§ Exercise instructions: Retype all of the entries word for word.

** start **

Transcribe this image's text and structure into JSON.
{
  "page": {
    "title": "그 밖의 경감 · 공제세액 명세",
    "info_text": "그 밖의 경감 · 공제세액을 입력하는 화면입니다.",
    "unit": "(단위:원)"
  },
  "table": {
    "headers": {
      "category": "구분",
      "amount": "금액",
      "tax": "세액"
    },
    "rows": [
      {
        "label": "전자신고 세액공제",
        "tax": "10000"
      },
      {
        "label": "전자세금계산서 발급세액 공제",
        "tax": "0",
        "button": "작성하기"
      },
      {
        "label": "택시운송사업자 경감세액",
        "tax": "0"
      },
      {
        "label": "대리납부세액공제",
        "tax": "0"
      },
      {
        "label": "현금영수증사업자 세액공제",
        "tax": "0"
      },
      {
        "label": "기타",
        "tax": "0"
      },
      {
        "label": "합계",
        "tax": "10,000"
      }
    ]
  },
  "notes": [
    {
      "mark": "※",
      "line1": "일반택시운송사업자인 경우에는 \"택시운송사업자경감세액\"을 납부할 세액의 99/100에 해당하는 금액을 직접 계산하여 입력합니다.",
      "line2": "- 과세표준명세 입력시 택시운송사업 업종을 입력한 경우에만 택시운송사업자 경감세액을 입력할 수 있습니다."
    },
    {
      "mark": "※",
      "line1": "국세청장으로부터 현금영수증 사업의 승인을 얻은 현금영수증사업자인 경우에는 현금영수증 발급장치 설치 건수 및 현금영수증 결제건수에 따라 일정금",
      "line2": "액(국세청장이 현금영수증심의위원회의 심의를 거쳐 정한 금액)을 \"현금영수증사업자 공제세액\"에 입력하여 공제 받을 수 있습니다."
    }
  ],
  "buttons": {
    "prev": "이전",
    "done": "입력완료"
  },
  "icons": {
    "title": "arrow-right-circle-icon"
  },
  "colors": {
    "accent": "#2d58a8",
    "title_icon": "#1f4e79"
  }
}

** end **

§ The reply:
Transcribe this image's text and structure into JSON.
{
  "page": {
    "title": "그 밖의 경감 · 공제세액 명세",
    "info_text": "그 밖의 경감 · 공제세액을 입력하는 화면입니다.",
    "unit": "(단위:원)"
  },
  "table": {
    "headers": {
      "category": "구분",
      "amount": "금액",
      "tax": "세액"
    },
    "rows": [
      {
        "label": "전자신고 세액공제",
        "tax": "10000"
      },
      {
        "label": "전자세금계산서 발급세액 공제",
        "tax": "0",
        "button": "작성하기"
      },
      {
        "label": "택시운송사업자 경감세액",
        "tax": "0"
      },
      {
        "label": "대리납부세액공제",
        "tax": "0"
      },
      {
        "label": "현금영수증사업자 세액공제",
        "tax": "0"
      },
      {
        "label": "기타",
        "tax": "0"
      },
      {
        "label": "합계",
        "tax": "10,000"
      }
    ]
  },
  "notes": [
    {
      "mark": "※",
      "line1": "일반택시운송사업자인 경우에는 \"택시운송사업자경감세액\"을 납부할 세액의 99/100에 해당하는 금액을 직접 계산하여 입력합니다.",
      "line2": "- 과세표준명세 입력시 택시운송사업 업종을 입력한 경우에만 택시운송사업자 경감세액을 입력할 수 있습니다."
    },
    {
      "mark": "※",
      "line1": "국세청장으로부터 현금영수증 사업의 승인을 얻은 현금영수증사업자인 경우에는 현금영수증 발급장치 설치 건수 및 현금영수증 결제건수에 따라 일정금",
      "line2": "액(국세청장이 현금영수증심의위원회의 심의를 거쳐 정한 금액)을 \"현금영수증사업자 공제세액\"에 입력하여 공제 받을 수 있습니다."
    }
  ],
  "buttons": {
    "prev": "이전",
    "done": "입력완료"
  },
  "icons": {
    "title": "arrow-right-circle-icon"
  },
  "colors": {
    "accent": "#2d58a8",
    "title_icon": "#1f4e79"
  }
}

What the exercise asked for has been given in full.